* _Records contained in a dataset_

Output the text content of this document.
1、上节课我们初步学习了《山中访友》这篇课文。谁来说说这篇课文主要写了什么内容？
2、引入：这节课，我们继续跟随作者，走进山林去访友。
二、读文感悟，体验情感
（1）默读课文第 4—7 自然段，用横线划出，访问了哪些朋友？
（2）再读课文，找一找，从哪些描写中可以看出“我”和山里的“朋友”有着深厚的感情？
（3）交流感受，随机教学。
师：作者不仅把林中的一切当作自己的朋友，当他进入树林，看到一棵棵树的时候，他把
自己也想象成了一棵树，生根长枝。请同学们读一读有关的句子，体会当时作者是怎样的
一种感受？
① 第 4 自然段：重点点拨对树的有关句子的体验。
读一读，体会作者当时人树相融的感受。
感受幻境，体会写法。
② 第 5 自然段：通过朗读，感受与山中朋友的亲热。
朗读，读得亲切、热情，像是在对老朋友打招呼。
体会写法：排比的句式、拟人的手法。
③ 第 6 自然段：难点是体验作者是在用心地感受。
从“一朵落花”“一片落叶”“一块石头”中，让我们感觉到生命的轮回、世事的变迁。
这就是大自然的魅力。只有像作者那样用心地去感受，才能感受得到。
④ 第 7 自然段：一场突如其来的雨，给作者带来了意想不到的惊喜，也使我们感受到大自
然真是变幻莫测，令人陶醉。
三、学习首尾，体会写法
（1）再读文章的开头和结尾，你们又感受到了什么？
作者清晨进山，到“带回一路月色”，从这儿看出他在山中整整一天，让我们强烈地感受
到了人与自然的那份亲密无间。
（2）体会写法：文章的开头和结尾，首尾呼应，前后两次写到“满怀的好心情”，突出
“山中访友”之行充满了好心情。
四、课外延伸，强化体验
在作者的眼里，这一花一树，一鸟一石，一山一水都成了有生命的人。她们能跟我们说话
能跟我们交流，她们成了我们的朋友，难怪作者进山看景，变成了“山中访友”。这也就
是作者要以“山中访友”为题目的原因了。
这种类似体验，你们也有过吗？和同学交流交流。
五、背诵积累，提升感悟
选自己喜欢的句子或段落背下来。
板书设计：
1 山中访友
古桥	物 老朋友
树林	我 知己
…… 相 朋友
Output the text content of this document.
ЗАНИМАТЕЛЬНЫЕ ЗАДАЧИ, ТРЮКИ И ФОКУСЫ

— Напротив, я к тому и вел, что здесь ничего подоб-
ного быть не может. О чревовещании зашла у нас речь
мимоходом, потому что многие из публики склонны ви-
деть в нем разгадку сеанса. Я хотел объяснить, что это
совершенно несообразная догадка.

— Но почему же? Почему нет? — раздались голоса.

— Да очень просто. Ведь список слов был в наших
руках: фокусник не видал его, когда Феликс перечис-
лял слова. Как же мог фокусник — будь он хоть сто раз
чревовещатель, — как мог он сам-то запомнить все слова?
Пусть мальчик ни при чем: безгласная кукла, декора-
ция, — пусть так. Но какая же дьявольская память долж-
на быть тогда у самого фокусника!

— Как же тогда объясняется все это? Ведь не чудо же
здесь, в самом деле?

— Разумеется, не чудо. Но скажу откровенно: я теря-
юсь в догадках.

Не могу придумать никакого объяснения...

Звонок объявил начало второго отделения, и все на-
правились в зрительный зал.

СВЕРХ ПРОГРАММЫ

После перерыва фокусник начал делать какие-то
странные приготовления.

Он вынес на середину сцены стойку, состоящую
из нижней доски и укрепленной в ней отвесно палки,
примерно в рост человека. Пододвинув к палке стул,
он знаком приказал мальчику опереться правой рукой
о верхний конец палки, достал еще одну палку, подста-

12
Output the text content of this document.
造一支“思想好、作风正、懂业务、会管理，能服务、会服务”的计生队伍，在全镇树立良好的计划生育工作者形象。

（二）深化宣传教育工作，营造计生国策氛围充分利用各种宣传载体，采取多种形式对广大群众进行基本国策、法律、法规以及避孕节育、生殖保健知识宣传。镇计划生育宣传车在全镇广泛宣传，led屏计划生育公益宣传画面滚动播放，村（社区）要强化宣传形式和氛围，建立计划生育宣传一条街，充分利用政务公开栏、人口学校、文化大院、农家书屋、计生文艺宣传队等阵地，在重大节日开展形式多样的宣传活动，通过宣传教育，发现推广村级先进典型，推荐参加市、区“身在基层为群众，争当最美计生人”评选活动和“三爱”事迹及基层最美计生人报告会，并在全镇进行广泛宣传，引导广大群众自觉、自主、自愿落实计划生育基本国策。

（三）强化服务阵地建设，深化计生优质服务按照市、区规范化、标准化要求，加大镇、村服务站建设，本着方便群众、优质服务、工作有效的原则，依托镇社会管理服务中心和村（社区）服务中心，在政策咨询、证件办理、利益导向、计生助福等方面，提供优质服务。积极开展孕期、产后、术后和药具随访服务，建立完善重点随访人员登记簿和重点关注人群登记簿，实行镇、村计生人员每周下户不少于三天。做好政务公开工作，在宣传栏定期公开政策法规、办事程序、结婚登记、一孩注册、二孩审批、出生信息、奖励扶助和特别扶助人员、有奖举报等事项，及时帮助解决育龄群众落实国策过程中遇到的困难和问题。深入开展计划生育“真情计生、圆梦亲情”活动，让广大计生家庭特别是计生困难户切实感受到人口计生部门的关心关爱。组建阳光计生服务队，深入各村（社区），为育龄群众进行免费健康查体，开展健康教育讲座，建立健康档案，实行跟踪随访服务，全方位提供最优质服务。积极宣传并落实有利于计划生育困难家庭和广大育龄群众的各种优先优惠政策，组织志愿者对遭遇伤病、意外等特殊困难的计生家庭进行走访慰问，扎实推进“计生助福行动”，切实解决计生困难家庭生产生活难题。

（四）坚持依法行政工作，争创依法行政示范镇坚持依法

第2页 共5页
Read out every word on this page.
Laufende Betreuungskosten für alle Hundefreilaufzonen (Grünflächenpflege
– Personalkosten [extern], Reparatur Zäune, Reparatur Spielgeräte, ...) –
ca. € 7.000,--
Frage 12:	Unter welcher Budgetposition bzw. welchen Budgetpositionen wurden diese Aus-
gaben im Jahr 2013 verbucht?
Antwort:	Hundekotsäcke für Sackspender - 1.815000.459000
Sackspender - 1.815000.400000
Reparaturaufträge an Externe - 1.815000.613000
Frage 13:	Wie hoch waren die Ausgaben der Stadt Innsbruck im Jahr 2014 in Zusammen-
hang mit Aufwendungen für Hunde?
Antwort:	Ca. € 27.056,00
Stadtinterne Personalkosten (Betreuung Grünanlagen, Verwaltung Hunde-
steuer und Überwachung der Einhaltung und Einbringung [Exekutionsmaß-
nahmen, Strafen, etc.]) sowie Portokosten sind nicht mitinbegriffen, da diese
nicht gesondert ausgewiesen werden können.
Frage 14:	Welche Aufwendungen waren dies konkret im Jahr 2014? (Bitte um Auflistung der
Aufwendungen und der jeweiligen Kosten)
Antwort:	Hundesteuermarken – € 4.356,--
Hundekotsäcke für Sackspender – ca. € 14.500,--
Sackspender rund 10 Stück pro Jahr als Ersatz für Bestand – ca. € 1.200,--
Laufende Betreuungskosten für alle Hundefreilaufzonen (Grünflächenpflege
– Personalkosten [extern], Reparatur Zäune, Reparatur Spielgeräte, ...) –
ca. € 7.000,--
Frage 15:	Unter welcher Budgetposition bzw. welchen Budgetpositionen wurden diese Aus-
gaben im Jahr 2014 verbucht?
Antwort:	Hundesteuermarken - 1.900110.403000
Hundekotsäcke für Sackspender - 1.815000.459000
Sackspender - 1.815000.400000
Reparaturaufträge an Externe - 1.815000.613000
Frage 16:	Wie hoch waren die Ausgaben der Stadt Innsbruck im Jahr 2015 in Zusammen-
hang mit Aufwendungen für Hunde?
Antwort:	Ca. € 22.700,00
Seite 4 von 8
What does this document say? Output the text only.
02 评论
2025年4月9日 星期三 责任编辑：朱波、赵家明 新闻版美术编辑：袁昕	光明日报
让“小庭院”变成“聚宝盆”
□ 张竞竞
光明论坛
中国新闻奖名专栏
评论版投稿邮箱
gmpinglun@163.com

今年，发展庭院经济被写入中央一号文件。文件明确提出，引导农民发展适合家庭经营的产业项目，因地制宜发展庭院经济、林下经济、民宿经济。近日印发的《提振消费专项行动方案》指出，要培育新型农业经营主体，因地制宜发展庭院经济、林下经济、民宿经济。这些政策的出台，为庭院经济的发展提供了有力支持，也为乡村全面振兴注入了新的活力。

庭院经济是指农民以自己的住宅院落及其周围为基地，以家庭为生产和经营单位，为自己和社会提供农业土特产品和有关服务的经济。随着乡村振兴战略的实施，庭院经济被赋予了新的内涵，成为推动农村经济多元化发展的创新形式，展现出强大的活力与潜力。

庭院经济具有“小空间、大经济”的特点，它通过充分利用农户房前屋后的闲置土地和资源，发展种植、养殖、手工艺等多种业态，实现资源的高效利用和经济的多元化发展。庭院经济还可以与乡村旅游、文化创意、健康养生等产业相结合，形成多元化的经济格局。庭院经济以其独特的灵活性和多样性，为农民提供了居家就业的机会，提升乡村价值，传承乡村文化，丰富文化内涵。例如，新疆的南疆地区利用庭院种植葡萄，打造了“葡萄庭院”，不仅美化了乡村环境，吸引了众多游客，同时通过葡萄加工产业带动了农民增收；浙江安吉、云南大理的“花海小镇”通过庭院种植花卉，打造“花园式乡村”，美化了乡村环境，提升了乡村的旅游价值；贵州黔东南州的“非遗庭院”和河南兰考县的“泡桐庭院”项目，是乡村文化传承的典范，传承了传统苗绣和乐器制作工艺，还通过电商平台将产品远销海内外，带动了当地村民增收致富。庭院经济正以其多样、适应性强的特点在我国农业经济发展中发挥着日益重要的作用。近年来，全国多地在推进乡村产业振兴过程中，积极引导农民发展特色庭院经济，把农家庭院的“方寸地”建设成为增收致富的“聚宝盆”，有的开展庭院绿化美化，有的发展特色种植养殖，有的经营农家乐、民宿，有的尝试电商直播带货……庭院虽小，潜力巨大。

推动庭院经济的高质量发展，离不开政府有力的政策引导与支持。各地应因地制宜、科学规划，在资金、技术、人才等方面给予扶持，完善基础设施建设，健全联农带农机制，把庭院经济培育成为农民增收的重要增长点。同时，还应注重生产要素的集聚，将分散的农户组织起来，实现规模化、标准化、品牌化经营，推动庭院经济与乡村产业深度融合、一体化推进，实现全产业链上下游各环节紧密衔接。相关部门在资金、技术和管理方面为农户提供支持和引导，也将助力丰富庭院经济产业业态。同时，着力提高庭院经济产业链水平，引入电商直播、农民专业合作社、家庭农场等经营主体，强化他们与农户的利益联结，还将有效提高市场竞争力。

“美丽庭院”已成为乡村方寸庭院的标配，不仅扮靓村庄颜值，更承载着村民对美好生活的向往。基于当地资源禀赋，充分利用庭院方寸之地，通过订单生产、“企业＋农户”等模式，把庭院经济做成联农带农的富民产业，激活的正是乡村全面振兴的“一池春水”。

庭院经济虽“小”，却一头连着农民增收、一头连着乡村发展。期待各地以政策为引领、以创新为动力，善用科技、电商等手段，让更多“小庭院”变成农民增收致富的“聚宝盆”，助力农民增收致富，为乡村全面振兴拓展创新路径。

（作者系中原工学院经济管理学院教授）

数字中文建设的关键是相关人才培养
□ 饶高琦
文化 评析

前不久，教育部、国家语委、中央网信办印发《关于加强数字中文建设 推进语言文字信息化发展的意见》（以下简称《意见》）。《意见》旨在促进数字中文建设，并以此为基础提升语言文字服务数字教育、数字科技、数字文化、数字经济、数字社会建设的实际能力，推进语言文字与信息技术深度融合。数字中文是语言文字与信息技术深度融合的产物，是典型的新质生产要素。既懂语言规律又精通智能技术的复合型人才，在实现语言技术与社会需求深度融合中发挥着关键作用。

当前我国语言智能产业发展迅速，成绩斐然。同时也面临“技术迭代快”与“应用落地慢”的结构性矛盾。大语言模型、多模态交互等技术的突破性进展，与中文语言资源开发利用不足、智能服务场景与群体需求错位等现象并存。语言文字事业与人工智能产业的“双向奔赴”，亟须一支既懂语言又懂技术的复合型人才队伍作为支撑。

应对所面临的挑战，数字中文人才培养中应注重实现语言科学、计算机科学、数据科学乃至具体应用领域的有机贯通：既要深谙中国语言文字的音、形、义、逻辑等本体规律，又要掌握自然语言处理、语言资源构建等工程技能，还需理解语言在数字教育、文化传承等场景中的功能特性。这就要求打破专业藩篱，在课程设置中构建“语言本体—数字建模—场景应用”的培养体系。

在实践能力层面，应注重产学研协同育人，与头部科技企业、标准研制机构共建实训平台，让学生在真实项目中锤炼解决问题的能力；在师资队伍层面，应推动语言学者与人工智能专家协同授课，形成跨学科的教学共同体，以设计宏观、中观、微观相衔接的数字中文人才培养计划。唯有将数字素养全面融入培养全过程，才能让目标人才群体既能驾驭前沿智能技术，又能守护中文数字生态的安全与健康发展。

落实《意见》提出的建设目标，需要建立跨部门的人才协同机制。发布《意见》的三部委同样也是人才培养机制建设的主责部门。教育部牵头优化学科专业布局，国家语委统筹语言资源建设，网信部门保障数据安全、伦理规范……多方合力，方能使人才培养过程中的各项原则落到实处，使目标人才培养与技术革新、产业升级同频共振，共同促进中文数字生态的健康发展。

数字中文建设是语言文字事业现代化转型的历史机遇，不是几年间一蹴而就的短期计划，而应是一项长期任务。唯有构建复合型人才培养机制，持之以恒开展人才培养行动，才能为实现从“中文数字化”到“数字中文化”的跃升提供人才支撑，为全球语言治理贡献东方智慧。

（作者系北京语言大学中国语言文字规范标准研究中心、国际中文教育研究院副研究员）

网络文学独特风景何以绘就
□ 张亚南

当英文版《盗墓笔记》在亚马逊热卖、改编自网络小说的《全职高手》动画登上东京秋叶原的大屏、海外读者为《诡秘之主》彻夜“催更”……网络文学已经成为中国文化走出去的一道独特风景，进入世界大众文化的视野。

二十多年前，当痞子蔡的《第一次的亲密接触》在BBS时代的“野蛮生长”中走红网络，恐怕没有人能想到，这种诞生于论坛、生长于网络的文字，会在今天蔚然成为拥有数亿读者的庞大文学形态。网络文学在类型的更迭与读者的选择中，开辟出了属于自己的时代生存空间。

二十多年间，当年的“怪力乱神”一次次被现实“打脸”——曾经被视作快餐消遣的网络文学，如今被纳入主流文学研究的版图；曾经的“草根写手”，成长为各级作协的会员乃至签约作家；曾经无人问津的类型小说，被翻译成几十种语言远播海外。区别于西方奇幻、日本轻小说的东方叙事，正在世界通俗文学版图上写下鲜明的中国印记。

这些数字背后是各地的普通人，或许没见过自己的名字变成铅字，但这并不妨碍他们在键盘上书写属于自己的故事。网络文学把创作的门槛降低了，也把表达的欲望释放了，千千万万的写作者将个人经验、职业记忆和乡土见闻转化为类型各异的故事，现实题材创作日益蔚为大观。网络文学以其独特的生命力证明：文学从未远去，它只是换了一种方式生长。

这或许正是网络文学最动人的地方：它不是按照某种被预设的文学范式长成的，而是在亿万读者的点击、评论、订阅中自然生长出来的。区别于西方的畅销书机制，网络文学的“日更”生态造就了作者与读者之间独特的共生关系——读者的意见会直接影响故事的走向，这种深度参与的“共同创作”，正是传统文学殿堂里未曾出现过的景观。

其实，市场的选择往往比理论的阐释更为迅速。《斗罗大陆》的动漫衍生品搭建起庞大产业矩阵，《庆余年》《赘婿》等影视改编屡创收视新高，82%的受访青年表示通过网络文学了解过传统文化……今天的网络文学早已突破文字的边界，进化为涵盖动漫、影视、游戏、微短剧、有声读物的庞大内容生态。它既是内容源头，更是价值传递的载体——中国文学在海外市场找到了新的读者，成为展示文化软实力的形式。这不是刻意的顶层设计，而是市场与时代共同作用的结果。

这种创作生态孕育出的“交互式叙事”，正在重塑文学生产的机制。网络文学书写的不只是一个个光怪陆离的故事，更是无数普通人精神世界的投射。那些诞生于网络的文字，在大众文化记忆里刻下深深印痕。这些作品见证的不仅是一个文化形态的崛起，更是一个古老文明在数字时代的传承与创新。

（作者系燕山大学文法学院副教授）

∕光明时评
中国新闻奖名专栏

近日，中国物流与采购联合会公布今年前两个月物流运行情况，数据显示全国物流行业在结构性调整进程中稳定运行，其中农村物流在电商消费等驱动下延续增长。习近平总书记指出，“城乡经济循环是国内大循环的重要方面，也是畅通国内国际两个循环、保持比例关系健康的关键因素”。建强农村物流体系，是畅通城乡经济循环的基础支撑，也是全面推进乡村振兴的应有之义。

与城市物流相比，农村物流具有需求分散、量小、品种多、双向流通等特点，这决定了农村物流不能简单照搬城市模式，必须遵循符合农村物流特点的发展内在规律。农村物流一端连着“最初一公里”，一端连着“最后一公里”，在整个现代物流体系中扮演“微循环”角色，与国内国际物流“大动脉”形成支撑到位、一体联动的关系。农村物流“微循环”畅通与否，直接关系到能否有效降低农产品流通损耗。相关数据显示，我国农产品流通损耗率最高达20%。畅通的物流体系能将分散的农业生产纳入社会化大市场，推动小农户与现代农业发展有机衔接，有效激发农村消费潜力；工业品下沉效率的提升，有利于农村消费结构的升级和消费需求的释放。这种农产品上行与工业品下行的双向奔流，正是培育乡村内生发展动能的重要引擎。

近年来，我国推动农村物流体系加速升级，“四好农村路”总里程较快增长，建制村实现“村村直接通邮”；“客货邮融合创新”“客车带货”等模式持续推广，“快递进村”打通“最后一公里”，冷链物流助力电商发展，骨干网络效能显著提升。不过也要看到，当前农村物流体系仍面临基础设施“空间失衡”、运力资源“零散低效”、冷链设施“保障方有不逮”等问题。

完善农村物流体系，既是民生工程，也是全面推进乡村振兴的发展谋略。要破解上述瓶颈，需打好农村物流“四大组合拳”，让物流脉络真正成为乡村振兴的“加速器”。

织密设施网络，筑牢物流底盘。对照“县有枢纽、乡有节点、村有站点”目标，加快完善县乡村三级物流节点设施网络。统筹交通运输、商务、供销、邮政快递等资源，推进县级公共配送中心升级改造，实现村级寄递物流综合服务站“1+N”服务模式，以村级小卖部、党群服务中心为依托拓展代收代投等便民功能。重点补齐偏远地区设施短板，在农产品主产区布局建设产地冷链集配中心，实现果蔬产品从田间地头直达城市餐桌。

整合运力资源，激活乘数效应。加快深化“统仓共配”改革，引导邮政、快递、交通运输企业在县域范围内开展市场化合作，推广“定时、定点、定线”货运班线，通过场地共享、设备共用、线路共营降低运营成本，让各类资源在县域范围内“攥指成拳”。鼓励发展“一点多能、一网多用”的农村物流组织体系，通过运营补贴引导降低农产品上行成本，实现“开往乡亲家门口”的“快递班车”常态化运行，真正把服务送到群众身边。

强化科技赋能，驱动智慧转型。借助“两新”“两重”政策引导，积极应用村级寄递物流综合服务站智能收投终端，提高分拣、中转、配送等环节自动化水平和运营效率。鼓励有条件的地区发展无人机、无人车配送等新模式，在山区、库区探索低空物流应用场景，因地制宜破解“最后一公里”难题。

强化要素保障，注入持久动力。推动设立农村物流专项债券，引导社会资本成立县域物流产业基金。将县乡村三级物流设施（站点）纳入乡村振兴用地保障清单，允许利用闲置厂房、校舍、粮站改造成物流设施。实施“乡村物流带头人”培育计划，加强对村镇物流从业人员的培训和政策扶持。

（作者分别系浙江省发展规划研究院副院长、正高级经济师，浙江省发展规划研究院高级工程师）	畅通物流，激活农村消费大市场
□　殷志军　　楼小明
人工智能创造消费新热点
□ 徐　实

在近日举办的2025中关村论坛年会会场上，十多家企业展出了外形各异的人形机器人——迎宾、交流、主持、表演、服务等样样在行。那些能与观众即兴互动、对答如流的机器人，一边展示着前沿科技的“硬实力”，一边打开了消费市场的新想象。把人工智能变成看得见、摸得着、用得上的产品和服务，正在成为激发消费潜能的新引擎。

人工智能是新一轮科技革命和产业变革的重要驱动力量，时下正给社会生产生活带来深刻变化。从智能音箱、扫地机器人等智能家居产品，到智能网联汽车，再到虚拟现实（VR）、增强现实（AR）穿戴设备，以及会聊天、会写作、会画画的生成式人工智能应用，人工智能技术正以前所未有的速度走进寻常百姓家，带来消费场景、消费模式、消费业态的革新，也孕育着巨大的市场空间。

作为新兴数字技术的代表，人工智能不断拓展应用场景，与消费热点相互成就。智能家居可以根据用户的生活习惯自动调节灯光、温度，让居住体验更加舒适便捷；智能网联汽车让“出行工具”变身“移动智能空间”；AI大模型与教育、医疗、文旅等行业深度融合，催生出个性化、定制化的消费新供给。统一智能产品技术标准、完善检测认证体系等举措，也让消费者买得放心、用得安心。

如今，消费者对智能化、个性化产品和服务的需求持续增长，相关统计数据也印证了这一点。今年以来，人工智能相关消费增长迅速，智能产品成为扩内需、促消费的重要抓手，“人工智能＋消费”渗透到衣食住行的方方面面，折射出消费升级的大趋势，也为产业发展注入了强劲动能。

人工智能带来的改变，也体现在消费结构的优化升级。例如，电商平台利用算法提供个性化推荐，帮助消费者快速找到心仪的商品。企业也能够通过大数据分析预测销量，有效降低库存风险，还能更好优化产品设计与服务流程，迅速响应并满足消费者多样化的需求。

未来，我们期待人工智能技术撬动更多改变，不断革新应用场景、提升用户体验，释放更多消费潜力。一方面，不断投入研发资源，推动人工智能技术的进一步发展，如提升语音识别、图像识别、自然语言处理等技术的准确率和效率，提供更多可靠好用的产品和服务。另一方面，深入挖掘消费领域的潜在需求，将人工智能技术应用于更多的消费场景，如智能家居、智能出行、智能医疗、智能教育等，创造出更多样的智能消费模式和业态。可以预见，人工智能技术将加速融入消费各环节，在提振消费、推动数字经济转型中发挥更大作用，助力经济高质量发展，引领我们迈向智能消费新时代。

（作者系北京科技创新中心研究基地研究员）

* _Stated task_
Go through the material above and copy each line that has the word "Hundesteuermarken".

* _Written response_
Antwort:	Hundesteuermarken – € 4.356,--
Antwort:	Hundesteuermarken - 1.900110.403000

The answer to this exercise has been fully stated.